## Given request
Below is a block of records; return all of them exactly, but without the images.

+++ Extracted material +++

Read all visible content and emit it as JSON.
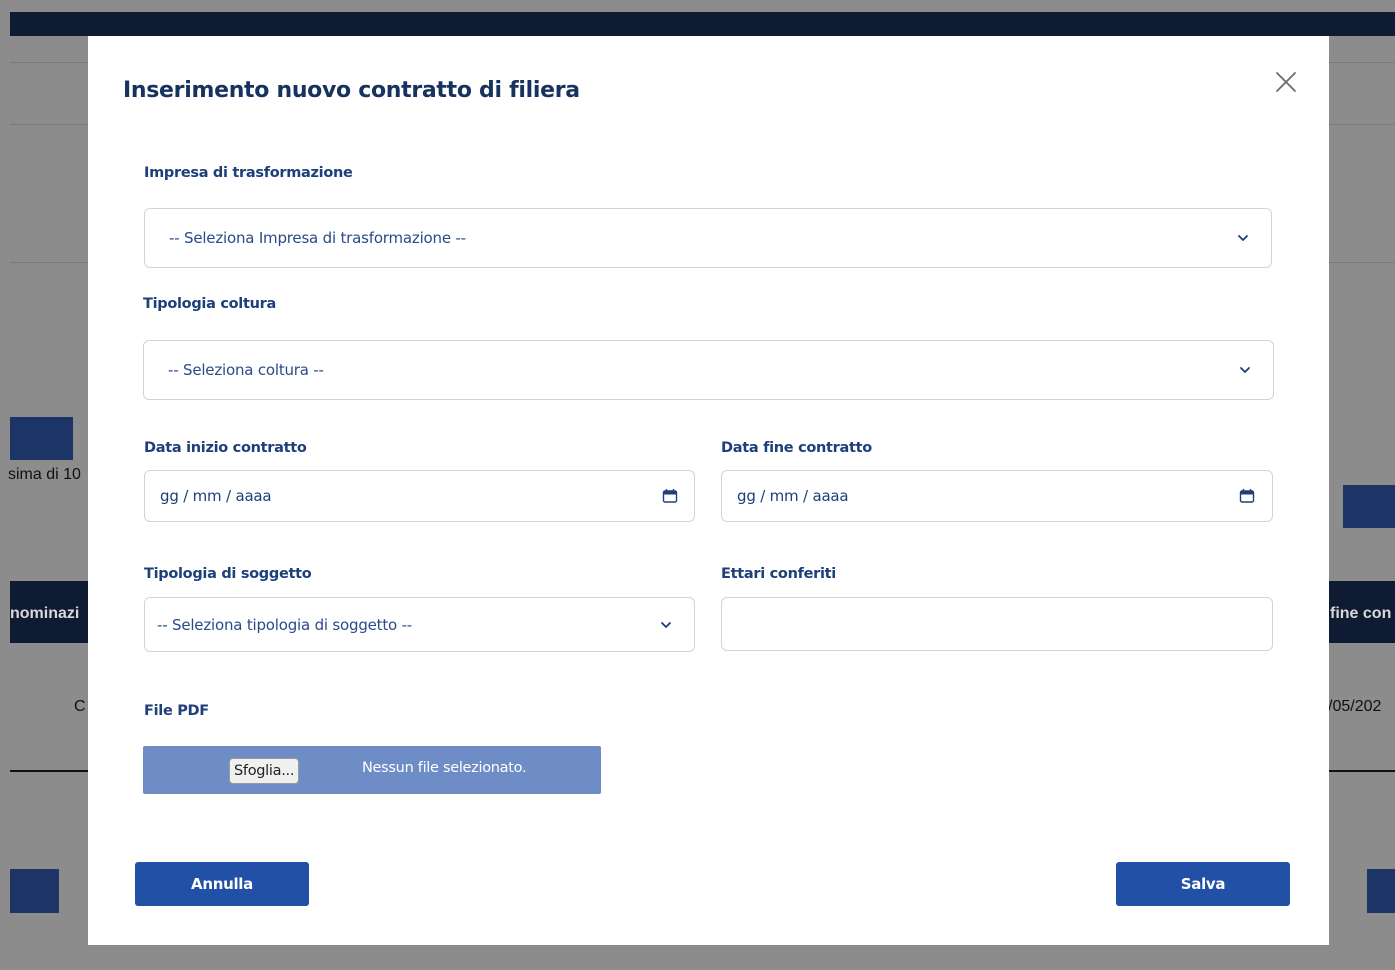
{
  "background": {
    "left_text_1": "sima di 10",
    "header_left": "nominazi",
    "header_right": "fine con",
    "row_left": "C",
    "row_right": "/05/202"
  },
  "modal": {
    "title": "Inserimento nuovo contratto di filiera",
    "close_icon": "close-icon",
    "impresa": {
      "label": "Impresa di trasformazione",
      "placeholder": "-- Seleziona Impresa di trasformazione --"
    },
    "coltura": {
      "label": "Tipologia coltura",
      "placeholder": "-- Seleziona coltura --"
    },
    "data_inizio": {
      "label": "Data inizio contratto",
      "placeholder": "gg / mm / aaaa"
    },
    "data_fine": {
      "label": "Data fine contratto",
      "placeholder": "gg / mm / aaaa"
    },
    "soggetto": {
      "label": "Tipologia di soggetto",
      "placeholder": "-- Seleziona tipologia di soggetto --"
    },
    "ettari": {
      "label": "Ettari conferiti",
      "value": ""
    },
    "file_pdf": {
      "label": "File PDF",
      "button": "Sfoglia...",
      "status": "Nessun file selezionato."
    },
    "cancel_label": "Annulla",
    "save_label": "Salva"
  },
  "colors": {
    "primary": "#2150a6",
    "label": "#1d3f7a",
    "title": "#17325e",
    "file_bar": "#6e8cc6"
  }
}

+++

## Reply
Read all visible content and emit it as JSON.
{
  "background": {
    "left_text_1": "sima di 10",
    "header_left": "nominazi",
    "header_right": "fine con",
    "row_left": "C",
    "row_right": "/05/202"
  },
  "modal": {
    "title": "Inserimento nuovo contratto di filiera",
    "close_icon": "close-icon",
    "impresa": {
      "label": "Impresa di trasformazione",
      "placeholder": "-- Seleziona Impresa di trasformazione --"
    },
    "coltura": {
      "label": "Tipologia coltura",
      "placeholder": "-- Seleziona coltura --"
    },
    "data_inizio": {
      "label": "Data inizio contratto",
      "placeholder": "gg / mm / aaaa"
    },
    "data_fine": {
      "label": "Data fine contratto",
      "placeholder": "gg / mm / aaaa"
    },
    "soggetto": {
      "label": "Tipologia di soggetto",
      "placeholder": "-- Seleziona tipologia di soggetto --"
    },
    "ettari": {
      "label": "Ettari conferiti",
      "value": ""
    },
    "file_pdf": {
      "label": "File PDF",
      "button": "Sfoglia...",
      "status": "Nessun file selezionato."
    },
    "cancel_label": "Annulla",
    "save_label": "Salva"
  },
  "colors": {
    "primary": "#2150a6",
    "label": "#1d3f7a",
    "title": "#17325e",
    "file_bar": "#6e8cc6"
  }
}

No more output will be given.